» **Material for this task**

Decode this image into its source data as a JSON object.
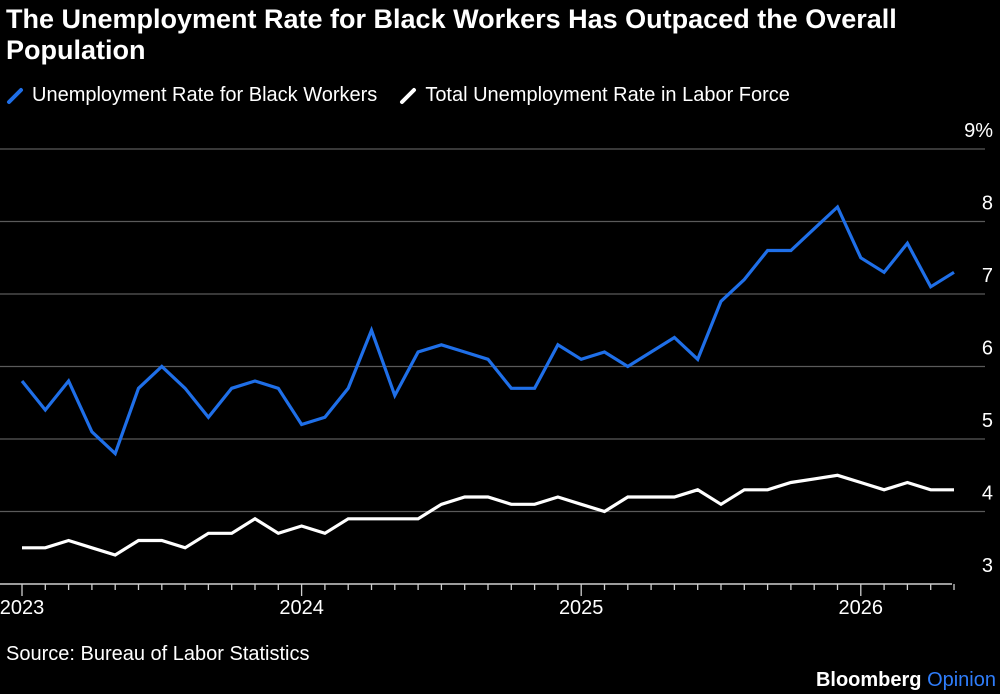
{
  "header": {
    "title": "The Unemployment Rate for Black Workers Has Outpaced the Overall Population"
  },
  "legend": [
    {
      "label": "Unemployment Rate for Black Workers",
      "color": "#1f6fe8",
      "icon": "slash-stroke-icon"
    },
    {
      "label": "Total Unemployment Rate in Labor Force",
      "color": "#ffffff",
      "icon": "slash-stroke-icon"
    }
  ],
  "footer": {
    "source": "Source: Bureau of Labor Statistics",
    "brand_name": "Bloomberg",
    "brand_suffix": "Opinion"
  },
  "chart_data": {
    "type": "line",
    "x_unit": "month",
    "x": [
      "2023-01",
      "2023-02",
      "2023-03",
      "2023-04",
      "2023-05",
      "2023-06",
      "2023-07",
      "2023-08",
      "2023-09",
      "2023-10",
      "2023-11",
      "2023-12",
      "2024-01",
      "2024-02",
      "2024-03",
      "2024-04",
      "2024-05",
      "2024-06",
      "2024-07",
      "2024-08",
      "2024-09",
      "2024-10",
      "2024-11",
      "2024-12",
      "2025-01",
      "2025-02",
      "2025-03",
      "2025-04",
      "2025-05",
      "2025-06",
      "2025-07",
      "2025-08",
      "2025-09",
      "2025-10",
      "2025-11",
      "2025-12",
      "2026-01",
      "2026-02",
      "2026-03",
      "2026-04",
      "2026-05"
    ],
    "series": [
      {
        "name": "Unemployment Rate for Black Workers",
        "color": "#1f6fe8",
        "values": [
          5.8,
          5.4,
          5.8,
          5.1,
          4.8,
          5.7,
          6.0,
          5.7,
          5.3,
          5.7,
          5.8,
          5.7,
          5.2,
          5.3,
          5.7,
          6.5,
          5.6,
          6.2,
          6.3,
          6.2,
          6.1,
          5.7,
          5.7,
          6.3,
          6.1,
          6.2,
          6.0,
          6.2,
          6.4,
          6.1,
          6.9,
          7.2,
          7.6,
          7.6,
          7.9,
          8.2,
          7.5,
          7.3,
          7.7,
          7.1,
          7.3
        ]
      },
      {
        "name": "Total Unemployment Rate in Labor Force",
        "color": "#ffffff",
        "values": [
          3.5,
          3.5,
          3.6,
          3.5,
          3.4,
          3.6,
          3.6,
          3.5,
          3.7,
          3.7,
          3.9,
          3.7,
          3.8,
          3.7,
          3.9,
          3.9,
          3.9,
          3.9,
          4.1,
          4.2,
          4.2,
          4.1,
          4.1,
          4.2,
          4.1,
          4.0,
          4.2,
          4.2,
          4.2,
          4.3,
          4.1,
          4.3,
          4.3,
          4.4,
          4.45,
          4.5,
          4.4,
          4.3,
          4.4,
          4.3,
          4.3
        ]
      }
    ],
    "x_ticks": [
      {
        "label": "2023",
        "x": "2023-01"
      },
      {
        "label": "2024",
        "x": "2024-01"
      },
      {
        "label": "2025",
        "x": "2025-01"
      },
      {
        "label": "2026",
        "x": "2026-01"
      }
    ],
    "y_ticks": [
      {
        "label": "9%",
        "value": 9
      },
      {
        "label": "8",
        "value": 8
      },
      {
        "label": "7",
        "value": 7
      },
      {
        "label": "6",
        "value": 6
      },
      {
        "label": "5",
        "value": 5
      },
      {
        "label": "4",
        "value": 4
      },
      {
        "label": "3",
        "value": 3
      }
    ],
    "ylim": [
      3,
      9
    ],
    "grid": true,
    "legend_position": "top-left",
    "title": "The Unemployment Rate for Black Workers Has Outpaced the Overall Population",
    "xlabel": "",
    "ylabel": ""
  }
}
---
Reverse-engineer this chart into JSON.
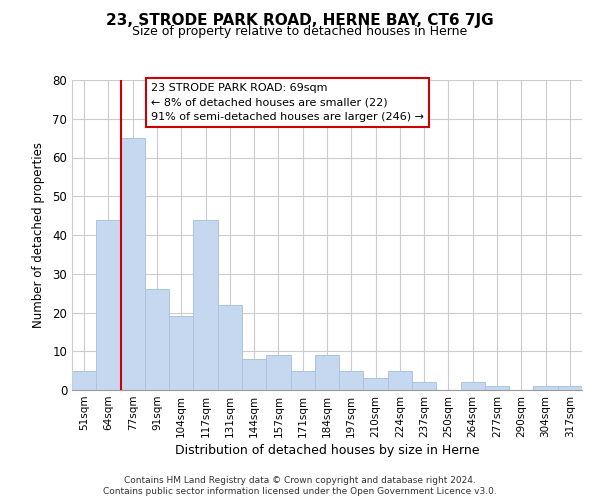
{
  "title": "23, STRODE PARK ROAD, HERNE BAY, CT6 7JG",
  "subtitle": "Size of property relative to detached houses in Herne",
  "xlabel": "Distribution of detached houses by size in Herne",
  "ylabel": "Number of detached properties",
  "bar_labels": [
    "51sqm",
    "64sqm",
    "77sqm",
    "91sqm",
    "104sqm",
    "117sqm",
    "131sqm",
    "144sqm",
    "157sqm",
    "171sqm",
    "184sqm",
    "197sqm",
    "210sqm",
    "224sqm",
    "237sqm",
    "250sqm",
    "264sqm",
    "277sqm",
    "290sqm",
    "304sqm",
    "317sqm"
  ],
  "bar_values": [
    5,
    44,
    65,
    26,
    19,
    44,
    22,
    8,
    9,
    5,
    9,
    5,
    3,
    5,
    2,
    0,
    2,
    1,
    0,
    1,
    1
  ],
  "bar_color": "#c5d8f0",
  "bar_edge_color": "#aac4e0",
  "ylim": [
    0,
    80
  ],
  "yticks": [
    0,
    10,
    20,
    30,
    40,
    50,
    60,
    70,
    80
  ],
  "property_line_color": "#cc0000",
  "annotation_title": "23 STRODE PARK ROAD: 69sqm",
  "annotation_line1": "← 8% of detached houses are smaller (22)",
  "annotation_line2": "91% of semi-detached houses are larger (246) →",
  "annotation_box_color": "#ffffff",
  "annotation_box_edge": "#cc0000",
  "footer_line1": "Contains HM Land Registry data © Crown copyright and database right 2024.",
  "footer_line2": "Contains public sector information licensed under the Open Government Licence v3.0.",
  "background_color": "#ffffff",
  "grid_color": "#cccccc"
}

» **Set task**
Say how many lines have the string "Workers" in them, offering no words beyond the number.

» **Answer to the exercise**
4